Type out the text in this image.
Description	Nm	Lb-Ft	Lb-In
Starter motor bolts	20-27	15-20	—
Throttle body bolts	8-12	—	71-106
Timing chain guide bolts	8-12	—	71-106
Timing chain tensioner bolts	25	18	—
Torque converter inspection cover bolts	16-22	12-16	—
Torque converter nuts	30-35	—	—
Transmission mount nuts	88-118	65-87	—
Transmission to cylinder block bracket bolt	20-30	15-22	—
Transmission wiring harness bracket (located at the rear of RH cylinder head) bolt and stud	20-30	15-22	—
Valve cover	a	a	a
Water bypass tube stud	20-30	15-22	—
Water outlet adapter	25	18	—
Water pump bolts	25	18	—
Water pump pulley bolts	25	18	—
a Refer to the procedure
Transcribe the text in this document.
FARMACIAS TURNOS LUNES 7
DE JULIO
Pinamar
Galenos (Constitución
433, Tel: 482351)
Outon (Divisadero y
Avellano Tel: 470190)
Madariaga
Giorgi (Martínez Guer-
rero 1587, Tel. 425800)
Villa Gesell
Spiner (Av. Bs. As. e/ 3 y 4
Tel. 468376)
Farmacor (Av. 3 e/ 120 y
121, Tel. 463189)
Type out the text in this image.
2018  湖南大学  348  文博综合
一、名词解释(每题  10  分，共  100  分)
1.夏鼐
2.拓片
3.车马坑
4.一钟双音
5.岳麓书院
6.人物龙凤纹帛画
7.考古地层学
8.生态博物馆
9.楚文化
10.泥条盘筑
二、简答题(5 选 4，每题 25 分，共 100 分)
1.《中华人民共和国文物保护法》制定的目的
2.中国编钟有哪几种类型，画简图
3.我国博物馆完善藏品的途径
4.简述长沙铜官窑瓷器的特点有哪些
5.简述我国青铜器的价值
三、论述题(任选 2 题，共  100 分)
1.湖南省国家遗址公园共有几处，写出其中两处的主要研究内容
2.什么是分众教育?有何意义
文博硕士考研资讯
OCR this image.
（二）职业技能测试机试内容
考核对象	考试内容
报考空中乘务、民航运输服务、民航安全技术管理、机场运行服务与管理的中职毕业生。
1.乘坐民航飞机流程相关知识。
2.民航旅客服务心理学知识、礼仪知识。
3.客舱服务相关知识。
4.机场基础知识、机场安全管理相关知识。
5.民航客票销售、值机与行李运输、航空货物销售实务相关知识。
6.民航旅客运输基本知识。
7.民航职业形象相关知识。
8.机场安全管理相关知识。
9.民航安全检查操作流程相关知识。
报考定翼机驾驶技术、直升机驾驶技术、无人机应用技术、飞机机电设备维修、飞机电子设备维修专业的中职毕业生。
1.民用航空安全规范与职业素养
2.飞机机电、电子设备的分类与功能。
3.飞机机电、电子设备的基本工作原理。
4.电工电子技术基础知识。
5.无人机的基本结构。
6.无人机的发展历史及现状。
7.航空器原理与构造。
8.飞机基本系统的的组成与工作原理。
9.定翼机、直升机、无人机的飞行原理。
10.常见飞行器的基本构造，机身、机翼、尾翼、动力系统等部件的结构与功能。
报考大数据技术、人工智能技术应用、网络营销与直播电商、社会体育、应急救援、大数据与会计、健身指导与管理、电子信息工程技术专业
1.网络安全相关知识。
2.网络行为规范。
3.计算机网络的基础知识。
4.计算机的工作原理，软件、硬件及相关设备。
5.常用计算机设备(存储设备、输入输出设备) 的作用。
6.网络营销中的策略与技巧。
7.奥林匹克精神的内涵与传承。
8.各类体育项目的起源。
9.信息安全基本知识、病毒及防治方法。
■ ■ ■
Brief: Every entry must be quoted exactly as it appears above.

Task result:
Type out the text in this image.
Description	Nm	Lb-Ft	Lb-In
Starter motor bolts	20-27	15-20	—
Throttle body bolts	8-12	—	71-106
Timing chain guide bolts	8-12	—	71-106
Timing chain tensioner bolts	25	18	—
Torque converter inspection cover bolts	16-22	12-16	—
Torque converter nuts	30-35	—	—
Transmission mount nuts	88-118	65-87	—
Transmission to cylinder block bracket bolt	20-30	15-22	—
Transmission wiring harness bracket (located at the rear of RH cylinder head) bolt and stud	20-30	15-22	—
Valve cover	a	a	a
Water bypass tube stud	20-30	15-22	—
Water outlet adapter	25	18	—
Water pump bolts	25	18	—
Water pump pulley bolts	25	18	—
a Refer to the procedure
Transcribe the text in this document.
FARMACIAS TURNOS LUNES 7
DE JULIO
Pinamar
Galenos (Constitución
433, Tel: 482351)
Outon (Divisadero y
Avellano Tel: 470190)
Madariaga
Giorgi (Martínez Guer-
rero 1587, Tel. 425800)
Villa Gesell
Spiner (Av. Bs. As. e/ 3 y 4
Tel. 468376)
Farmacor (Av. 3 e/ 120 y
121, Tel. 463189)
Type out the text in this image.
2018  湖南大学  348  文博综合
一、名词解释(每题  10  分，共  100  分)
1.夏鼐
2.拓片
3.车马坑
4.一钟双音
5.岳麓书院
6.人物龙凤纹帛画
7.考古地层学
8.生态博物馆
9.楚文化
10.泥条盘筑
二、简答题(5 选 4，每题 25 分，共 100 分)
1.《中华人民共和国文物保护法》制定的目的
2.中国编钟有哪几种类型，画简图
3.我国博物馆完善藏品的途径
4.简述长沙铜官窑瓷器的特点有哪些
5.简述我国青铜器的价值
三、论述题(任选 2 题，共  100 分)
1.湖南省国家遗址公园共有几处，写出其中两处的主要研究内容
2.什么是分众教育?有何意义
文博硕士考研资讯
OCR this image.
（二）职业技能测试机试内容
考核对象	考试内容
报考空中乘务、民航运输服务、民航安全技术管理、机场运行服务与管理的中职毕业生。
1.乘坐民航飞机流程相关知识。
2.民航旅客服务心理学知识、礼仪知识。
3.客舱服务相关知识。
4.机场基础知识、机场安全管理相关知识。
5.民航客票销售、值机与行李运输、航空货物销售实务相关知识。
6.民航旅客运输基本知识。
7.民航职业形象相关知识。
8.机场安全管理相关知识。
9.民航安全检查操作流程相关知识。
报考定翼机驾驶技术、直升机驾驶技术、无人机应用技术、飞机机电设备维修、飞机电子设备维修专业的中职毕业生。
1.民用航空安全规范与职业素养
2.飞机机电、电子设备的分类与功能。
3.飞机机电、电子设备的基本工作原理。
4.电工电子技术基础知识。
5.无人机的基本结构。
6.无人机的发展历史及现状。
7.航空器原理与构造。
8.飞机基本系统的的组成与工作原理。
9.定翼机、直升机、无人机的飞行原理。
10.常见飞行器的基本构造，机身、机翼、尾翼、动力系统等部件的结构与功能。
报考大数据技术、人工智能技术应用、网络营销与直播电商、社会体育、应急救援、大数据与会计、健身指导与管理、电子信息工程技术专业
1.网络安全相关知识。
2.网络行为规范。
3.计算机网络的基础知识。
4.计算机的工作原理，软件、硬件及相关设备。
5.常用计算机设备(存储设备、输入输出设备) 的作用。
6.网络营销中的策略与技巧。
7.奥林匹克精神的内涵与传承。
8.各类体育项目的起源。
9.信息安全基本知识、病毒及防治方法。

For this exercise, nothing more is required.